▸ TASK PROMPT
Your task is to print the material below exactly as presented.

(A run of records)
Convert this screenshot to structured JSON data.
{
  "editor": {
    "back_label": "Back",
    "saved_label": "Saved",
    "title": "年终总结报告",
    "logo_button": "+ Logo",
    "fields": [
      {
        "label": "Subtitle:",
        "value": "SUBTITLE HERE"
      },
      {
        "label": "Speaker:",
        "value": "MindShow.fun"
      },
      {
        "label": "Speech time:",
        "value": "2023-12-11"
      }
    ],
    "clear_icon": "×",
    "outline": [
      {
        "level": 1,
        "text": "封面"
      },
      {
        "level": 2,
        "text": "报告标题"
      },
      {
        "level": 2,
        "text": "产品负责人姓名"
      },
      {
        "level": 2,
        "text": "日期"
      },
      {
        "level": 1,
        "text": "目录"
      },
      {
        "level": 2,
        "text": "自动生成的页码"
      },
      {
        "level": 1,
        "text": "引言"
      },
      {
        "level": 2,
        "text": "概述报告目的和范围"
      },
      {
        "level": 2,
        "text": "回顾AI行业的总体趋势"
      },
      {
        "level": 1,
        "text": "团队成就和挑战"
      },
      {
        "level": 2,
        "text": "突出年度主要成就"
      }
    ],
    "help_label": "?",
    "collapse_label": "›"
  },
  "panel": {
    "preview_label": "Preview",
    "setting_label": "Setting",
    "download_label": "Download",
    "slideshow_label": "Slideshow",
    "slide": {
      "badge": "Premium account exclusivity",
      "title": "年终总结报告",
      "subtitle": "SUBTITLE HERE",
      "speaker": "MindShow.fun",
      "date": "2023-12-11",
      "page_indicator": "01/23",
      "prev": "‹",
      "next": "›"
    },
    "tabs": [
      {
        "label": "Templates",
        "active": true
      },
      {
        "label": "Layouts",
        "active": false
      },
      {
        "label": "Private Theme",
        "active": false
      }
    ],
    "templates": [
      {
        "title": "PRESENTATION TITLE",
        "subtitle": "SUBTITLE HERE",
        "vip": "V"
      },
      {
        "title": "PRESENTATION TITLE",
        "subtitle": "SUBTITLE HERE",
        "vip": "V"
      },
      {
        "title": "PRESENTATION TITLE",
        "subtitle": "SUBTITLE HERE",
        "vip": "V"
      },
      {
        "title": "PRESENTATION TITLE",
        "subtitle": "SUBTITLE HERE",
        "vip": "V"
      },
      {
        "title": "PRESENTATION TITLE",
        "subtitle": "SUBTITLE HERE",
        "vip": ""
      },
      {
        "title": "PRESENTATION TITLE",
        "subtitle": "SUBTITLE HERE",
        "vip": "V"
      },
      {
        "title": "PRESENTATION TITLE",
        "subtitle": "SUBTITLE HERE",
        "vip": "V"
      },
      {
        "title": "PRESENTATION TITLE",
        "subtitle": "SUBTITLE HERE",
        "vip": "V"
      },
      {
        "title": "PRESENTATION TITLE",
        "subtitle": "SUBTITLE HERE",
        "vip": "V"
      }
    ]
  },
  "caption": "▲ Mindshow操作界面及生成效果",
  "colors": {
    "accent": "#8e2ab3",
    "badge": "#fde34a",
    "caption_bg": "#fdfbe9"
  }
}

▸ IN RESPONSE
Convert this screenshot to structured JSON data.
{
  "editor": {
    "back_label": "Back",
    "saved_label": "Saved",
    "title": "年终总结报告",
    "logo_button": "+ Logo",
    "fields": [
      {
        "label": "Subtitle:",
        "value": "SUBTITLE HERE"
      },
      {
        "label": "Speaker:",
        "value": "MindShow.fun"
      },
      {
        "label": "Speech time:",
        "value": "2023-12-11"
      }
    ],
    "clear_icon": "×",
    "outline": [
      {
        "level": 1,
        "text": "封面"
      },
      {
        "level": 2,
        "text": "报告标题"
      },
      {
        "level": 2,
        "text": "产品负责人姓名"
      },
      {
        "level": 2,
        "text": "日期"
      },
      {
        "level": 1,
        "text": "目录"
      },
      {
        "level": 2,
        "text": "自动生成的页码"
      },
      {
        "level": 1,
        "text": "引言"
      },
      {
        "level": 2,
        "text": "概述报告目的和范围"
      },
      {
        "level": 2,
        "text": "回顾AI行业的总体趋势"
      },
      {
        "level": 1,
        "text": "团队成就和挑战"
      },
      {
        "level": 2,
        "text": "突出年度主要成就"
      }
    ],
    "help_label": "?",
    "collapse_label": "›"
  },
  "panel": {
    "preview_label": "Preview",
    "setting_label": "Setting",
    "download_label": "Download",
    "slideshow_label": "Slideshow",
    "slide": {
      "badge": "Premium account exclusivity",
      "title": "年终总结报告",
      "subtitle": "SUBTITLE HERE",
      "speaker": "MindShow.fun",
      "date": "2023-12-11",
      "page_indicator": "01/23",
      "prev": "‹",
      "next": "›"
    },
    "tabs": [
      {
        "label": "Templates",
        "active": true
      },
      {
        "label": "Layouts",
        "active": false
      },
      {
        "label": "Private Theme",
        "active": false
      }
    ],
    "templates": [
      {
        "title": "PRESENTATION TITLE",
        "subtitle": "SUBTITLE HERE",
        "vip": "V"
      },
      {
        "title": "PRESENTATION TITLE",
        "subtitle": "SUBTITLE HERE",
        "vip": "V"
      },
      {
        "title": "PRESENTATION TITLE",
        "subtitle": "SUBTITLE HERE",
        "vip": "V"
      },
      {
        "title": "PRESENTATION TITLE",
        "subtitle": "SUBTITLE HERE",
        "vip": "V"
      },
      {
        "title": "PRESENTATION TITLE",
        "subtitle": "SUBTITLE HERE",
        "vip": ""
      },
      {
        "title": "PRESENTATION TITLE",
        "subtitle": "SUBTITLE HERE",
        "vip": "V"
      },
      {
        "title": "PRESENTATION TITLE",
        "subtitle": "SUBTITLE HERE",
        "vip": "V"
      },
      {
        "title": "PRESENTATION TITLE",
        "subtitle": "SUBTITLE HERE",
        "vip": "V"
      },
      {
        "title": "PRESENTATION TITLE",
        "subtitle": "SUBTITLE HERE",
        "vip": "V"
      }
    ]
  },
  "caption": "▲ Mindshow操作界面及生成效果",
  "colors": {
    "accent": "#8e2ab3",
    "badge": "#fde34a",
    "caption_bg": "#fdfbe9"
  }
}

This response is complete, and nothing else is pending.